### EXERCISE DIRECTIONS
An exact copy of every entry below is required, and no picture may appear in it.

[Figure record extracts]
________________________________________

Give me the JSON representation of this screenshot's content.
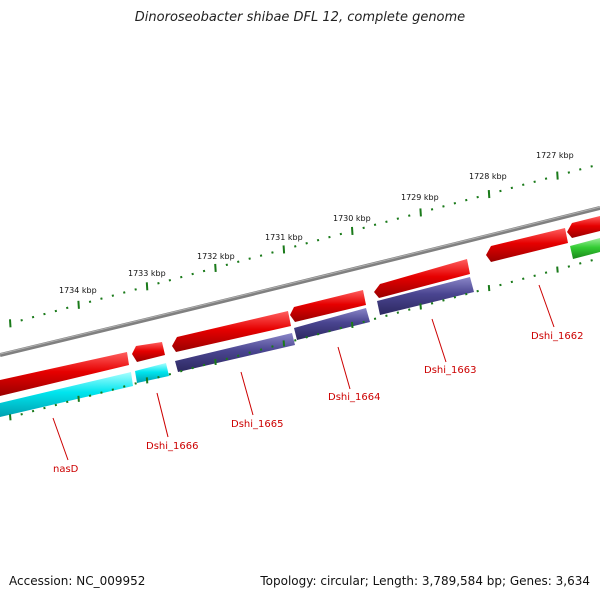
{
  "title": "Dinoroseobacter shibae DFL 12, complete genome",
  "footer": {
    "accession": "Accession: NC_009952",
    "stats": "Topology: circular; Length: 3,789,584 bp; Genes: 3,634"
  },
  "colors": {
    "backbone": "#808080",
    "forward_cds": "#e60000",
    "reverse_cds": "#00e5ee",
    "reverse_cds_purple": "#4a4590",
    "rna": "#33cc33",
    "ticks": "#1a7a1a",
    "label": "#cc0000"
  },
  "ticks": [
    {
      "label": "1734 kbp"
    },
    {
      "label": "1733 kbp"
    },
    {
      "label": "1732 kbp"
    },
    {
      "label": "1731 kbp"
    },
    {
      "label": "1730 kbp"
    },
    {
      "label": "1729 kbp"
    },
    {
      "label": "1728 kbp"
    },
    {
      "label": "1727 kbp"
    }
  ],
  "genes": [
    {
      "label": "nasD"
    },
    {
      "label": "Dshi_1666"
    },
    {
      "label": "Dshi_1665"
    },
    {
      "label": "Dshi_1664"
    },
    {
      "label": "Dshi_1663"
    },
    {
      "label": "Dshi_1662"
    }
  ]
}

________________________________________

### TASK SOLUTION
Give me the JSON representation of this screenshot's content.
{
  "title": "Dinoroseobacter shibae DFL 12, complete genome",
  "footer": {
    "accession": "Accession: NC_009952",
    "stats": "Topology: circular; Length: 3,789,584 bp; Genes: 3,634"
  },
  "colors": {
    "backbone": "#808080",
    "forward_cds": "#e60000",
    "reverse_cds": "#00e5ee",
    "reverse_cds_purple": "#4a4590",
    "rna": "#33cc33",
    "ticks": "#1a7a1a",
    "label": "#cc0000"
  },
  "ticks": [
    {
      "label": "1734 kbp"
    },
    {
      "label": "1733 kbp"
    },
    {
      "label": "1732 kbp"
    },
    {
      "label": "1731 kbp"
    },
    {
      "label": "1730 kbp"
    },
    {
      "label": "1729 kbp"
    },
    {
      "label": "1728 kbp"
    },
    {
      "label": "1727 kbp"
    }
  ],
  "genes": [
    {
      "label": "nasD"
    },
    {
      "label": "Dshi_1666"
    },
    {
      "label": "Dshi_1665"
    },
    {
      "label": "Dshi_1664"
    },
    {
      "label": "Dshi_1663"
    },
    {
      "label": "Dshi_1662"
    }
  ]
}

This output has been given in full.